Your task — Note how many lines hold "Performance" and report that number by itself.

________________________________________

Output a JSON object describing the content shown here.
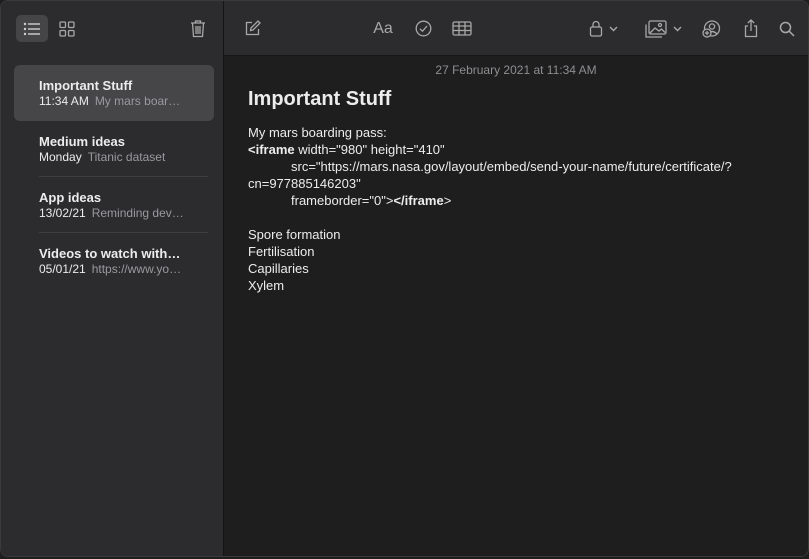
{
  "sidebar": {
    "notes": [
      {
        "title": "Important Stuff",
        "date": "11:34 AM",
        "preview": "My mars boar…",
        "selected": true
      },
      {
        "title": "Medium ideas",
        "date": "Monday",
        "preview": "Titanic dataset",
        "selected": false
      },
      {
        "title": "App ideas",
        "date": "13/02/21",
        "preview": "Reminding dev…",
        "selected": false
      },
      {
        "title": "Videos to watch with…",
        "date": "05/01/21",
        "preview": "https://www.yo…",
        "selected": false
      }
    ]
  },
  "toolbar": {
    "format_label": "Aa"
  },
  "note": {
    "timestamp": "27 February 2021 at 11:34 AM",
    "title": "Important Stuff",
    "line1": "My mars boarding pass:",
    "line2_tag": "<iframe",
    "line2_rest": " width=\"980\" height=\"410\"",
    "line3": "src=\"https://mars.nasa.gov/layout/embed/send-your-name/future/certificate/?",
    "line4": "cn=977885146203\"",
    "line5_attr": "frameborder=\"0\">",
    "line5_tag": "</iframe",
    "line5_end": ">",
    "list": [
      "Spore formation",
      "Fertilisation",
      "Capillaries",
      "Xylem"
    ]
  }
}
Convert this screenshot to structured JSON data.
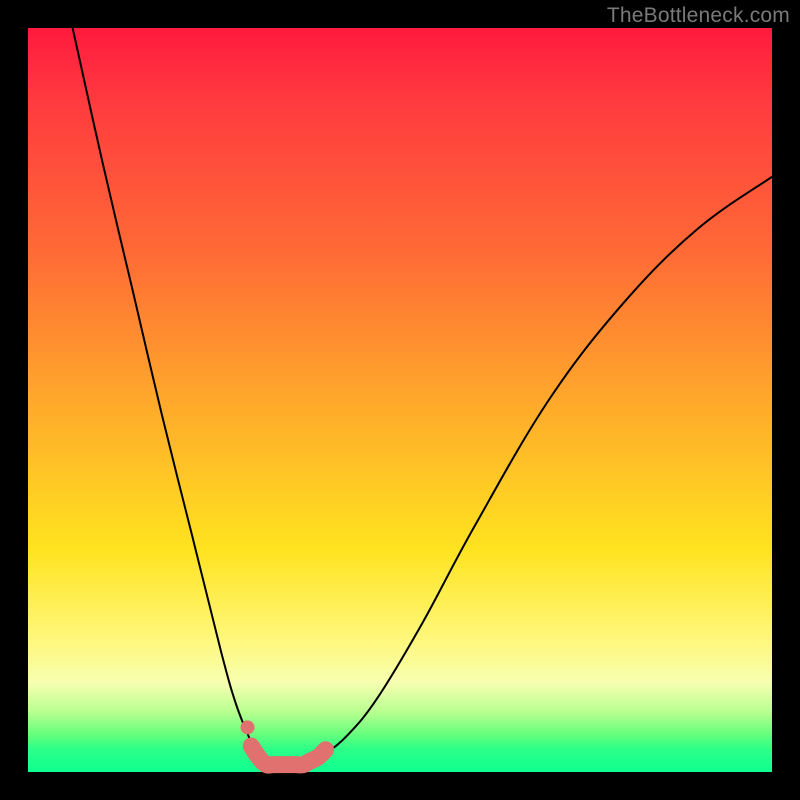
{
  "watermark": {
    "text": "TheBottleneck.com"
  },
  "chart_data": {
    "type": "line",
    "title": "",
    "xlabel": "",
    "ylabel": "",
    "xlim": [
      0,
      100
    ],
    "ylim": [
      0,
      100
    ],
    "series": [
      {
        "name": "black-curve",
        "x": [
          6,
          10,
          14,
          18,
          22,
          26,
          28,
          30,
          31,
          32,
          33,
          34,
          35,
          36,
          38,
          40,
          43,
          47,
          53,
          60,
          70,
          80,
          90,
          100
        ],
        "y": [
          100,
          82,
          65,
          48,
          32,
          16,
          9,
          4,
          2,
          1,
          1,
          1,
          1,
          1,
          1.5,
          2.5,
          5,
          10,
          20,
          33,
          50,
          63,
          73,
          80
        ]
      },
      {
        "name": "pink-highlight",
        "x": [
          30,
          31,
          32,
          33,
          34,
          35,
          36,
          37,
          38,
          39,
          40
        ],
        "y": [
          3.5,
          2,
          1,
          1,
          1,
          1,
          1,
          1,
          1.5,
          2,
          3
        ]
      },
      {
        "name": "pink-dot",
        "x": [
          29.5
        ],
        "y": [
          6
        ]
      }
    ],
    "colors": {
      "curve": "#000000",
      "highlight": "#e0716f",
      "gradient_top": "#ff1a3e",
      "gradient_mid": "#ffe31f",
      "gradient_bottom": "#0fff90"
    }
  }
}
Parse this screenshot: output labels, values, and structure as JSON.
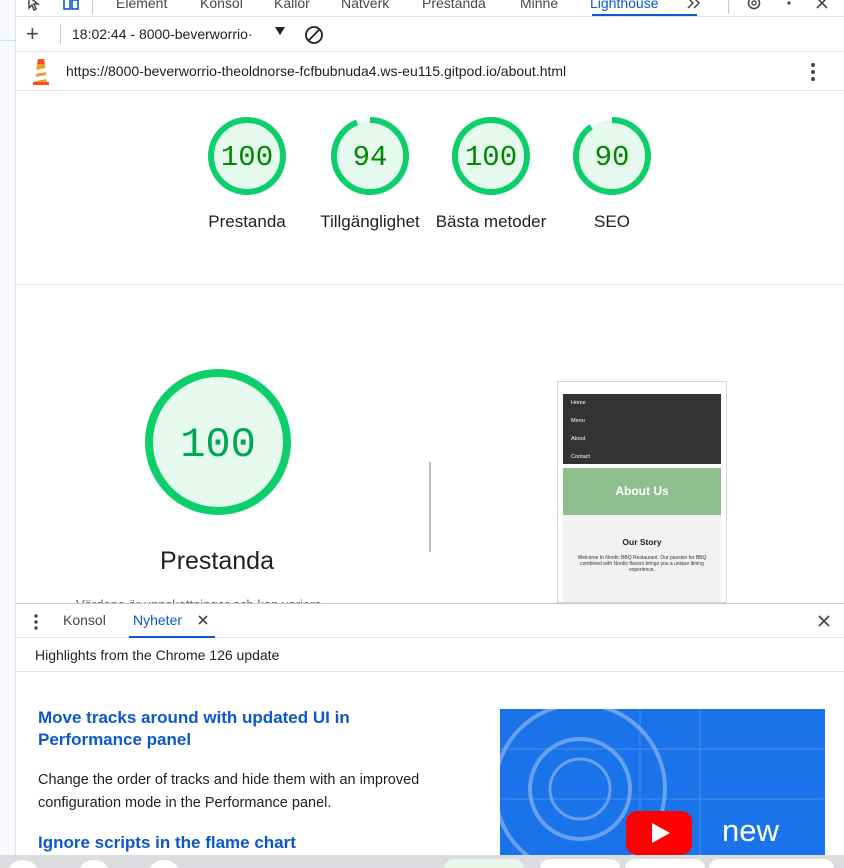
{
  "tabbar": {
    "tabs": [
      "Element",
      "Konsol",
      "Källor",
      "Nätverk",
      "Prestanda",
      "Minne",
      "Lighthouse"
    ],
    "active_tab": "Lighthouse"
  },
  "toolbar": {
    "run_label": "18:02:44 - 8000-beverworrio·"
  },
  "urlbar": {
    "url": "https://8000-beverworrio-theoldnorse-fcfbubnuda4.ws-eu115.gitpod.io/about.html"
  },
  "scores": [
    {
      "value": "100",
      "label": "Prestanda",
      "fraction": 1.0
    },
    {
      "value": "94",
      "label": "Tillgänglighet",
      "fraction": 0.94
    },
    {
      "value": "100",
      "label": "Bästa metoder",
      "fraction": 1.0
    },
    {
      "value": "90",
      "label": "SEO",
      "fraction": 0.9
    }
  ],
  "main_score": {
    "value": "100",
    "title": "Prestanda",
    "description": "Värdena är uppskattningar och kan variera."
  },
  "thumbnail": {
    "nav": [
      "Home",
      "Menu",
      "About",
      "Contact"
    ],
    "hero_title": "About Us",
    "story_title": "Our Story",
    "story_text": "Welcome to Nordic BBQ Restaurant. Our passion for BBQ combined with Nordic flavors brings you a unique dining experience."
  },
  "drawer": {
    "tabs": [
      "Konsol",
      "Nyheter"
    ],
    "active_tab": "Nyheter",
    "highlights": "Highlights from the Chrome 126 update"
  },
  "news": {
    "heading1": "Move tracks around with updated UI in Performance panel",
    "paragraph1": "Change the order of tracks and hide them with an improved configuration mode in the Performance panel.",
    "heading2": "Ignore scripts in the flame chart",
    "image_text": "new"
  },
  "colors": {
    "accent": "#0b57d0",
    "score_green": "#0cce6b",
    "score_text": "#008800",
    "score_bg": "#e5f9ee"
  }
}
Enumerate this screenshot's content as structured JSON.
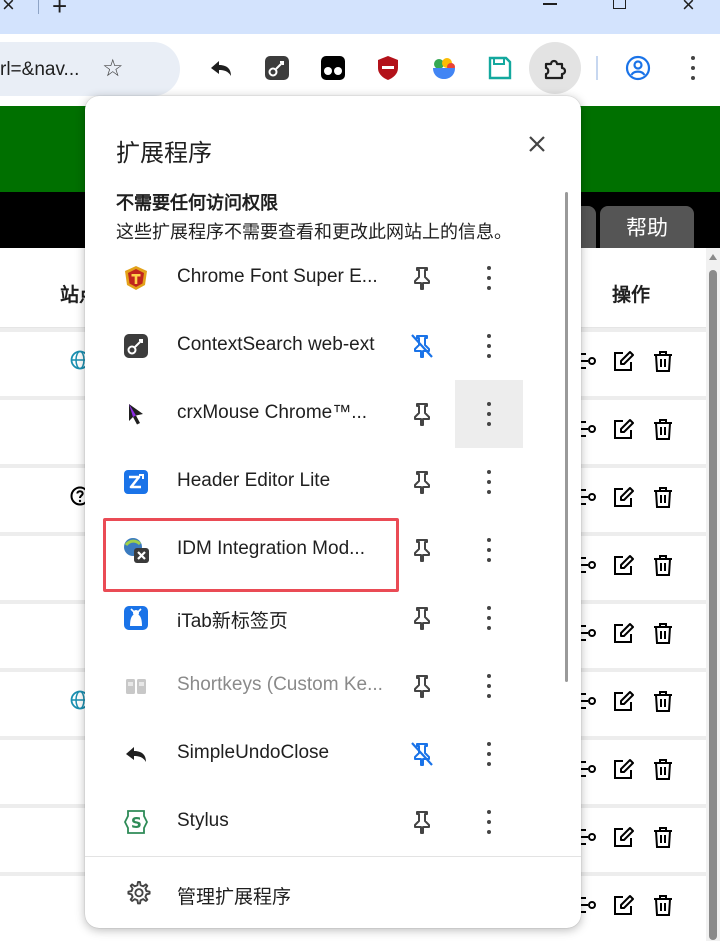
{
  "browser": {
    "omnibox_text": "rl=&nav...",
    "toolbar_icons": [
      "undo-close-extension-icon",
      "context-search-icon",
      "tampermonkey-icon",
      "shield-extension-icon",
      "bowl-extension-icon",
      "save-extension-icon",
      "extensions-puzzle-icon",
      "profile-icon",
      "chrome-menu-icon"
    ]
  },
  "page": {
    "tab_help": "帮助",
    "col_site": "站点",
    "col_ops": "操作"
  },
  "popup": {
    "title": "扩展程序",
    "section_title": "不需要任何访问权限",
    "section_desc": "这些扩展程序不需要查看和更改此网站上的信息。",
    "extensions": [
      {
        "name": "Chrome Font Super E...",
        "icon": "font-super-icon",
        "pinned": false,
        "dim": false
      },
      {
        "name": "ContextSearch web-ext",
        "icon": "context-search-icon",
        "pinned": true,
        "dim": false
      },
      {
        "name": "crxMouse Chrome™...",
        "icon": "crxmouse-icon",
        "pinned": false,
        "dim": false
      },
      {
        "name": "Header Editor Lite",
        "icon": "header-editor-icon",
        "pinned": false,
        "dim": false
      },
      {
        "name": "IDM Integration Mod...",
        "icon": "idm-icon",
        "pinned": false,
        "dim": false
      },
      {
        "name": "iTab新标签页",
        "icon": "itab-icon",
        "pinned": false,
        "dim": false
      },
      {
        "name": "Shortkeys (Custom Ke...",
        "icon": "shortkeys-icon",
        "pinned": false,
        "dim": true
      },
      {
        "name": "SimpleUndoClose",
        "icon": "undo-close-icon",
        "pinned": true,
        "dim": false
      },
      {
        "name": "Stylus",
        "icon": "stylus-icon",
        "pinned": false,
        "dim": false
      }
    ],
    "manage_label": "管理扩展程序"
  },
  "colors": {
    "accent_blue": "#1a73e8",
    "highlight_red": "#ea4b55",
    "page_green": "#007000"
  }
}
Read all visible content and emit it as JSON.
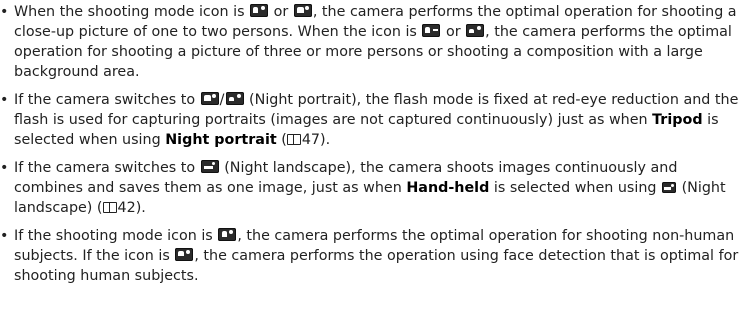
{
  "bullet": "•",
  "items": [
    {
      "t1": "When the shooting mode icon is ",
      "t2": " or ",
      "t3": ", the camera performs the optimal operation for shooting a close-up picture of one to two persons. When the icon is ",
      "t4": " or ",
      "t5": ", the camera performs the optimal operation for shooting a picture of three or more persons or shooting a composition with a large background area."
    },
    {
      "t1": "If the camera switches to ",
      "t2": "/",
      "t3": " (Night portrait), the flash mode is fixed at red-eye reduction and the flash is used for capturing portraits (images are not captured continuously) just as when ",
      "b1": "Tripod",
      "t4": " is selected when using ",
      "b2": "Night portrait",
      "t5": " (",
      "ref": "47",
      "t6": ")."
    },
    {
      "t1": "If the camera switches to ",
      "t2": " (Night landscape), the camera shoots images continuously and combines and saves them as one image, just as when ",
      "b1": "Hand-held",
      "t3": " is selected when using ",
      "t4": " (Night landscape) (",
      "ref": "42",
      "t5": ")."
    },
    {
      "t1": "If the shooting mode icon is ",
      "t2": ", the camera performs the optimal operation for shooting non-human subjects. If the icon is ",
      "t3": ", the camera performs the operation using face detection that is optimal for shooting human subjects."
    }
  ],
  "icons": {
    "closeup_a": "portrait-closeup-icon",
    "closeup_b": "portrait-closeup-backlit-icon",
    "group_a": "portrait-group-icon",
    "group_b": "portrait-group-backlit-icon",
    "night_portrait": "night-portrait-icon",
    "night_landscape": "night-landscape-icon",
    "nonhuman": "nonhuman-subject-icon",
    "human": "human-subject-icon",
    "book": "page-reference-icon"
  }
}
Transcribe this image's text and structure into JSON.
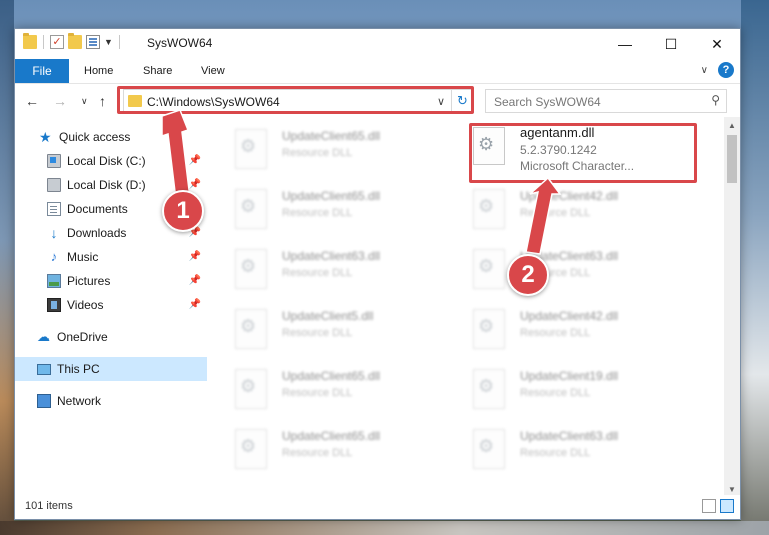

________________________________________

Result for this exercise — 2